** START **

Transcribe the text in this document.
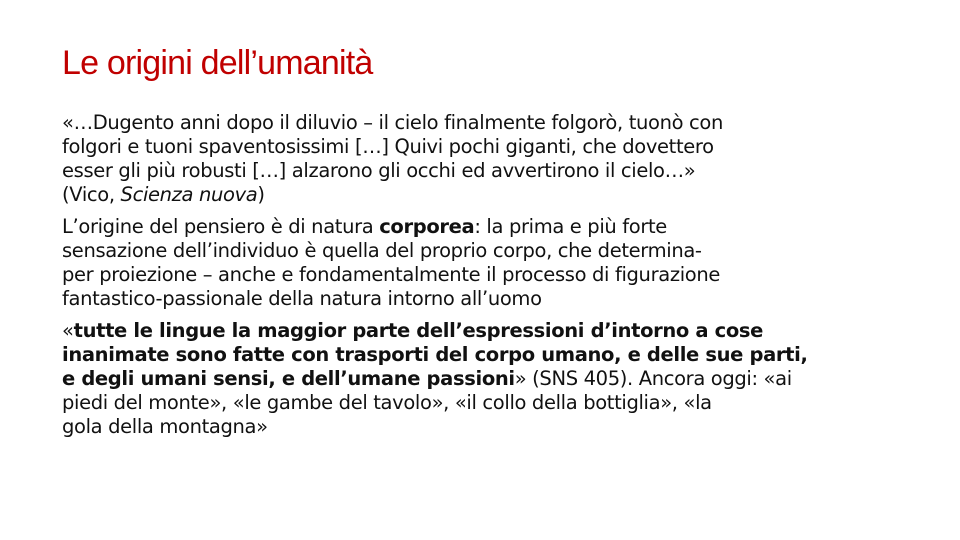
Le origini dell’umanità

«…Dugento anni dopo il diluvio – il cielo finalmente folgorò, tuonò con
folgori e tuoni spaventosissimi […] Quivi pochi giganti, che dovettero
esser gli più robusti […] alzarono gli occhi ed avvertirono il cielo…»
(Vico, Scienza nuova)

L’origine del pensiero è di natura corporea: la prima e più forte
sensazione dell’individuo è quella del proprio corpo, che determina-
per proiezione – anche e fondamentalmente il processo di figurazione
fantastico-passionale della natura intorno all’uomo

«tutte le lingue la maggior parte dell’espressioni d’intorno a cose
inanimate sono fatte con trasporti del corpo umano, e delle sue parti,
e degli umani sensi, e dell’umane passioni» (SNS 405). Ancora oggi: «ai
piedi del monte», «le gambe del tavolo», «il collo della bottiglia», «la
gola della montagna»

** END **

Directions for this task. Extract from the material all lines containing the string "della".

Final answer.
fantastico-passionale della natura intorno all’uomo
piedi del monte», «le gambe del tavolo», «il collo della bottiglia», «la
gola della montagna»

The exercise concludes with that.